Task details - Wherever the word "سردار" appears in a line, copy that line.

(Dataset excerpt)
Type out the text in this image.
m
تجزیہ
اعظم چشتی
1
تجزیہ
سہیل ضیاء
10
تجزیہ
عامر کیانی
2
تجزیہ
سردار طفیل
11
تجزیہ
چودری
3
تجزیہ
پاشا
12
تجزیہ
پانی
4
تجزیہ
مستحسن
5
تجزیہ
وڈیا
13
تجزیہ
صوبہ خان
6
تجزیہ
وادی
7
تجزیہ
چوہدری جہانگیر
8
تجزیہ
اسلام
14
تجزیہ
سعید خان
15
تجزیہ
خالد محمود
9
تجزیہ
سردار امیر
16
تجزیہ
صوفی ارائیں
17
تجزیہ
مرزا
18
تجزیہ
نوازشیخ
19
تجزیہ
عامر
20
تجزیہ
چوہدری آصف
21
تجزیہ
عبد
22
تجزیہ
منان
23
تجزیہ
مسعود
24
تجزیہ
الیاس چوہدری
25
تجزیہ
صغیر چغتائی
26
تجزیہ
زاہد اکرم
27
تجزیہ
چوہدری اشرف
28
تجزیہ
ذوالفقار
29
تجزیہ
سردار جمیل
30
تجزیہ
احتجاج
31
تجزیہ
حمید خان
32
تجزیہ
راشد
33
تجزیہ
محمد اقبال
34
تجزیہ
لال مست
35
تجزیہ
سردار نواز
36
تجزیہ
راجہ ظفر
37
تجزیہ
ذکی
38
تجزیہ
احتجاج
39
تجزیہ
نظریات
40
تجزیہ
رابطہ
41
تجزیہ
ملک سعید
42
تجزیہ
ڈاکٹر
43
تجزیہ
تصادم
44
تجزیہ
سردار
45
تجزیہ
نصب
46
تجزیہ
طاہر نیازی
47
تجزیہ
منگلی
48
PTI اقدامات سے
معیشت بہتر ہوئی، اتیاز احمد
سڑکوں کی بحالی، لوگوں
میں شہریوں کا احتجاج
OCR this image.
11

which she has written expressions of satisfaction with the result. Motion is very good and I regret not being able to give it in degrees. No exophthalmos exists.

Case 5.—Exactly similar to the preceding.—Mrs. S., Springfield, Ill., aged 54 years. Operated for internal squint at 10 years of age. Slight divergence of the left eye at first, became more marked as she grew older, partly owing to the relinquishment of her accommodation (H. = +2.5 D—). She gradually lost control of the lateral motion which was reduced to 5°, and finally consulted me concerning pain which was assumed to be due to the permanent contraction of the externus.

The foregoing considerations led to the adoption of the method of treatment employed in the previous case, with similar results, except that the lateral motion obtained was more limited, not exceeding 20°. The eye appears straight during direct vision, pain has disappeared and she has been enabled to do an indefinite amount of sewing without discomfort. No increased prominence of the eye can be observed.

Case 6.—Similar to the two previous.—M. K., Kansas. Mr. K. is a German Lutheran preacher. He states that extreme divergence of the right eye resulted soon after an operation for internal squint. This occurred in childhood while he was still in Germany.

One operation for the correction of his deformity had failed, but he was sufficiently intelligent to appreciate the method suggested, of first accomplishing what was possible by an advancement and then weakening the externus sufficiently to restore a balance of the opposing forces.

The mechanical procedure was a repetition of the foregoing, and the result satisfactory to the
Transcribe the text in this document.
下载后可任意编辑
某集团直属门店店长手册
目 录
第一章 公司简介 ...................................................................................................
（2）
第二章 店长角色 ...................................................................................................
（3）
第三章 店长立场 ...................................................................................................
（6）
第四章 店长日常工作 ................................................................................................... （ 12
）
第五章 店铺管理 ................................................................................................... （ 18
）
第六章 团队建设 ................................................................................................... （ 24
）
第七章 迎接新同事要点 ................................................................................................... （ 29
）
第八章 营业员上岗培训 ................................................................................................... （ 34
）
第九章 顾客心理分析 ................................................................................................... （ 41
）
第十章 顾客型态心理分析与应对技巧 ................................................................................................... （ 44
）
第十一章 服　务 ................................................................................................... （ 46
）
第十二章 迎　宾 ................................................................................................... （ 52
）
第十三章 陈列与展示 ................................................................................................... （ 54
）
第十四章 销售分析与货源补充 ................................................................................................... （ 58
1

Correct answer -
سردار طفیل
سردار امیر
سردار جمیل
سردار نواز
سردار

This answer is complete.